_The request_:
Give the material once more, word for word, without any images.
=== Material for the task ===
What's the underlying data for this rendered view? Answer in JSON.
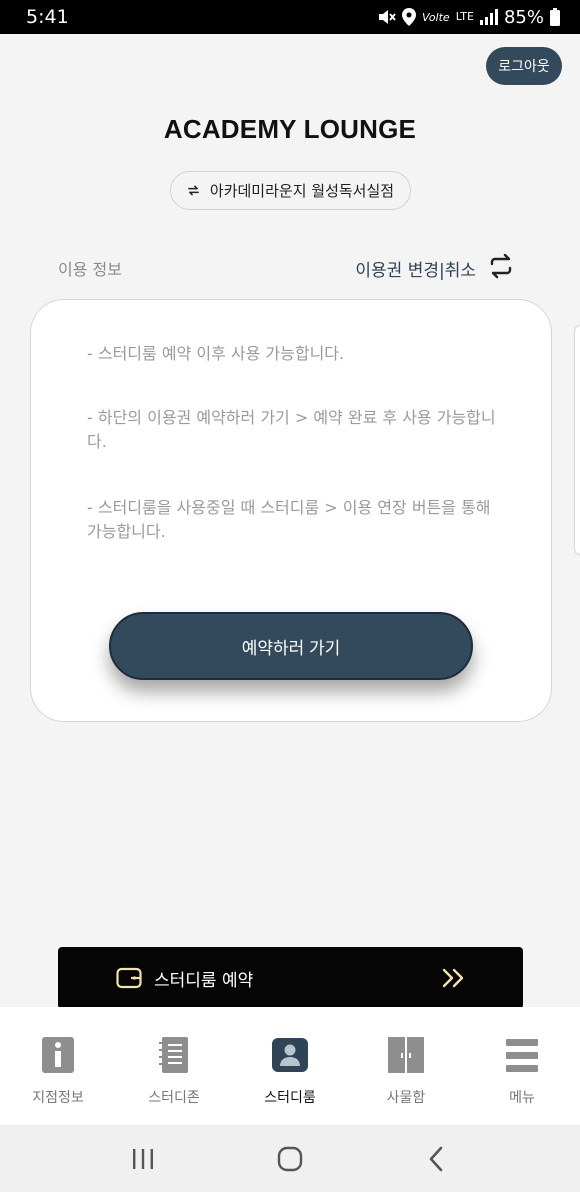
{
  "status": {
    "time": "5:41",
    "network": "LTE",
    "volte": "Volte",
    "battery": "85%"
  },
  "header": {
    "logout_label": "로그아웃",
    "title": "ACADEMY LOUNGE",
    "branch": "아카데미라운지 월성독서실점"
  },
  "usage": {
    "label": "이용 정보",
    "change_link": "이용권 변경|취소"
  },
  "card": {
    "lines": [
      "- 스터디룸 예약 이후 사용 가능합니다.",
      "- 하단의 이용권 예약하러 가기 > 예약 완료 후 사용 가능합니다.",
      "- 스터디룸을 사용중일 때 스터디룸 > 이용 연장 버튼을 통해 가능합니다."
    ],
    "button_label": "예약하러 가기"
  },
  "banner": {
    "label": "스터디룸 예약"
  },
  "tabs": [
    {
      "label": "지점정보",
      "icon": "info-icon"
    },
    {
      "label": "스터디존",
      "icon": "notebook-icon"
    },
    {
      "label": "스터디룸",
      "icon": "person-badge-icon"
    },
    {
      "label": "사물함",
      "icon": "locker-icon"
    },
    {
      "label": "메뉴",
      "icon": "hamburger-icon"
    }
  ],
  "colors": {
    "primary": "#33495c",
    "active_tab": "#111111",
    "banner_accent": "#f2e3a6"
  }
}
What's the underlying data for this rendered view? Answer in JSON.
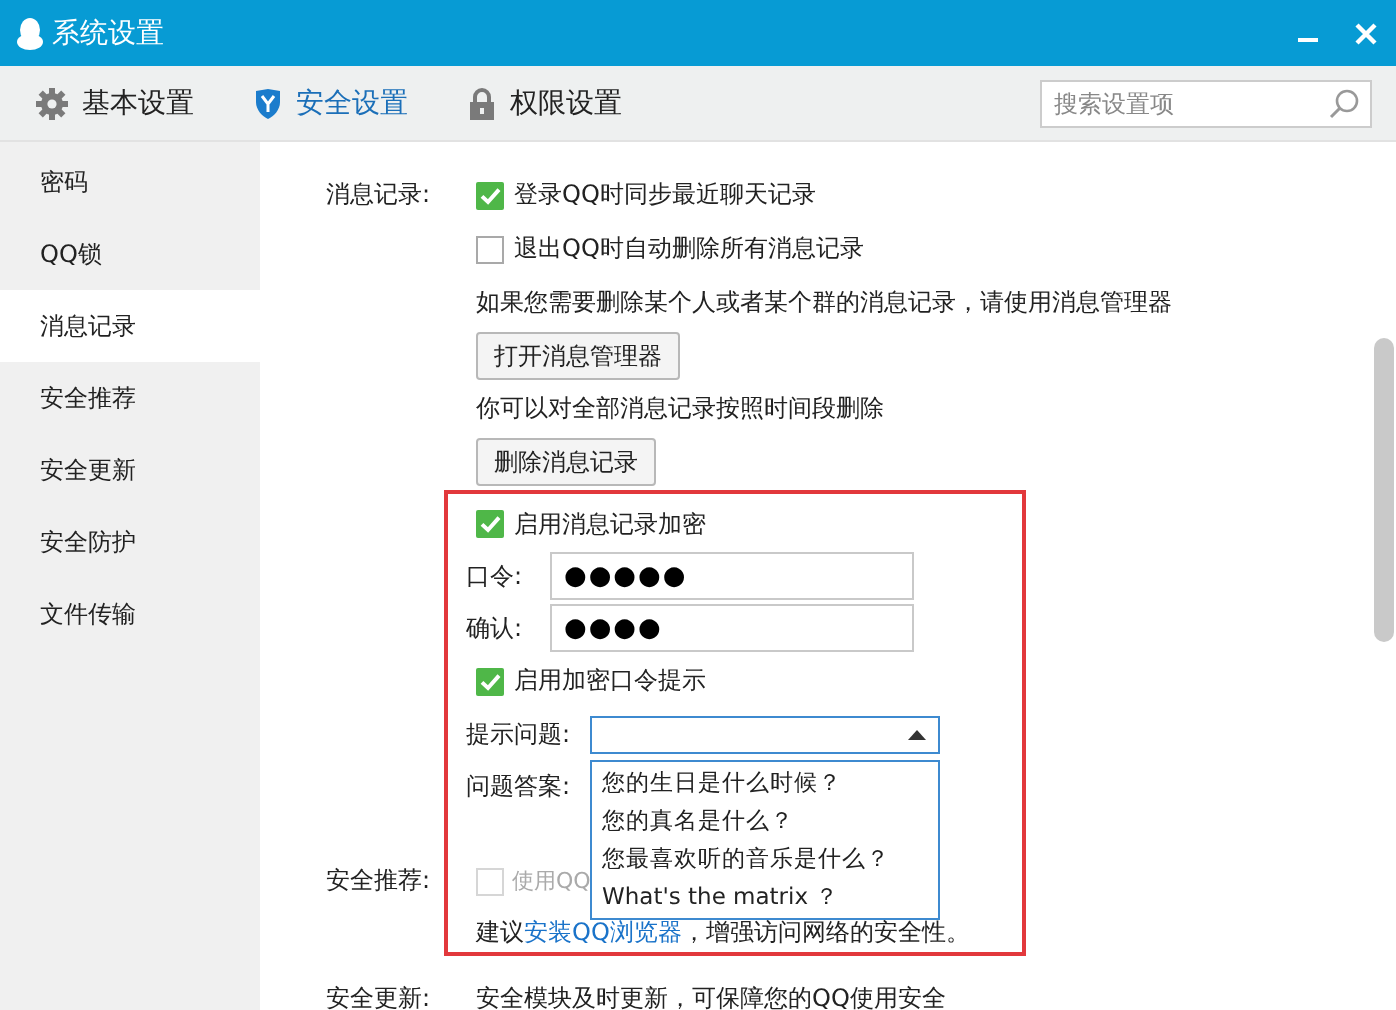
{
  "window": {
    "title": "系统设置"
  },
  "toolbar_tabs": [
    {
      "label": "基本设置",
      "kind": "gear",
      "selected": false
    },
    {
      "label": "安全设置",
      "kind": "shield",
      "selected": true
    },
    {
      "label": "权限设置",
      "kind": "lock",
      "selected": false
    }
  ],
  "search": {
    "placeholder": "搜索设置项"
  },
  "sidebar": {
    "items": [
      {
        "label": "密码",
        "selected": false
      },
      {
        "label": "QQ锁",
        "selected": false
      },
      {
        "label": "消息记录",
        "selected": true
      },
      {
        "label": "安全推荐",
        "selected": false
      },
      {
        "label": "安全更新",
        "selected": false
      },
      {
        "label": "安全防护",
        "selected": false
      },
      {
        "label": "文件传输",
        "selected": false
      }
    ]
  },
  "message_records": {
    "label": "消息记录:",
    "options": [
      {
        "label": "登录QQ时同步最近聊天记录",
        "checked": true
      },
      {
        "label": "退出QQ时自动删除所有消息记录",
        "checked": false
      }
    ],
    "manager_hint": "如果您需要删除某个人或者某个群的消息记录，请使用消息管理器",
    "manager_button": "打开消息管理器",
    "delete_hint": "你可以对全部消息记录按照时间段删除",
    "delete_button": "删除消息记录",
    "encryption": {
      "label": "启用消息记录加密",
      "checked": true
    },
    "password": {
      "label": "口令:",
      "value": "●●●●●"
    },
    "confirm": {
      "label": "确认:",
      "value": "●●●●"
    },
    "hint_enabled": {
      "label": "启用加密口令提示",
      "checked": true
    },
    "question": {
      "label": "提示问题:",
      "expanded": true,
      "options": [
        "您的生日是什么时候？",
        "您的真名是什么？",
        "您最喜欢听的音乐是什么？",
        "What's the matrix ？"
      ]
    },
    "answer": {
      "label": "问题答案:"
    }
  },
  "security_recommend": {
    "label": "安全推荐:",
    "option": {
      "label": "使用QQ",
      "checked": false,
      "disabled": true
    },
    "suggestion_before": "建议",
    "link": "安装QQ浏览器",
    "suggestion_after": "，增强访问网络的安全性。"
  },
  "security_update": {
    "label": "安全更新:",
    "text": "安全模块及时更新，可保障您的QQ使用安全"
  }
}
===
_Reply to the exercise_:
What's the underlying data for this rendered view? Answer in JSON.
{
  "status": {
    "time": "5:41",
    "network": "LTE",
    "volte": "Volte",
    "battery": "85%"
  },
  "header": {
    "logout_label": "로그아웃",
    "title": "ACADEMY LOUNGE",
    "branch": "아카데미라운지 월성독서실점"
  },
  "usage": {
    "label": "이용 정보",
    "change_link": "이용권 변경|취소"
  },
  "card": {
    "lines": [
      "- 스터디룸 예약 이후 사용 가능합니다.",
      "- 하단의 이용권 예약하러 가기 > 예약 완료 후 사용 가능합니다.",
      "- 스터디룸을 사용중일 때 스터디룸 > 이용 연장 버튼을 통해 가능합니다."
    ],
    "button_label": "예약하러 가기"
  },
  "banner": {
    "label": "스터디룸 예약"
  },
  "tabs": [
    {
      "label": "지점정보",
      "icon": "info-icon"
    },
    {
      "label": "스터디존",
      "icon": "notebook-icon"
    },
    {
      "label": "스터디룸",
      "icon": "person-badge-icon"
    },
    {
      "label": "사물함",
      "icon": "locker-icon"
    },
    {
      "label": "메뉴",
      "icon": "hamburger-icon"
    }
  ],
  "colors": {
    "primary": "#33495c",
    "active_tab": "#111111",
    "banner_accent": "#f2e3a6"
  }
}
What's the underlying data for this rendered view? Answer in JSON.
{
  "window": {
    "title": "系统设置"
  },
  "toolbar_tabs": [
    {
      "label": "基本设置",
      "kind": "gear",
      "selected": false
    },
    {
      "label": "安全设置",
      "kind": "shield",
      "selected": true
    },
    {
      "label": "权限设置",
      "kind": "lock",
      "selected": false
    }
  ],
  "search": {
    "placeholder": "搜索设置项"
  },
  "sidebar": {
    "items": [
      {
        "label": "密码",
        "selected": false
      },
      {
        "label": "QQ锁",
        "selected": false
      },
      {
        "label": "消息记录",
        "selected": true
      },
      {
        "label": "安全推荐",
        "selected": false
      },
      {
        "label": "安全更新",
        "selected": false
      },
      {
        "label": "安全防护",
        "selected": false
      },
      {
        "label": "文件传输",
        "selected": false
      }
    ]
  },
  "message_records": {
    "label": "消息记录:",
    "options": [
      {
        "label": "登录QQ时同步最近聊天记录",
        "checked": true
      },
      {
        "label": "退出QQ时自动删除所有消息记录",
        "checked": false
      }
    ],
    "manager_hint": "如果您需要删除某个人或者某个群的消息记录，请使用消息管理器",
    "manager_button": "打开消息管理器",
    "delete_hint": "你可以对全部消息记录按照时间段删除",
    "delete_button": "删除消息记录",
    "encryption": {
      "label": "启用消息记录加密",
      "checked": true
    },
    "password": {
      "label": "口令:",
      "value": "●●●●●"
    },
    "confirm": {
      "label": "确认:",
      "value": "●●●●"
    },
    "hint_enabled": {
      "label": "启用加密口令提示",
      "checked": true
    },
    "question": {
      "label": "提示问题:",
      "expanded": true,
      "options": [
        "您的生日是什么时候？",
        "您的真名是什么？",
        "您最喜欢听的音乐是什么？",
        "What's the matrix ？"
      ]
    },
    "answer": {
      "label": "问题答案:"
    }
  },
  "security_recommend": {
    "label": "安全推荐:",
    "option": {
      "label": "使用QQ",
      "checked": false,
      "disabled": true
    },
    "suggestion_before": "建议",
    "link": "安装QQ浏览器",
    "suggestion_after": "，增强访问网络的安全性。"
  },
  "security_update": {
    "label": "安全更新:",
    "text": "安全模块及时更新，可保障您的QQ使用安全"
  }
}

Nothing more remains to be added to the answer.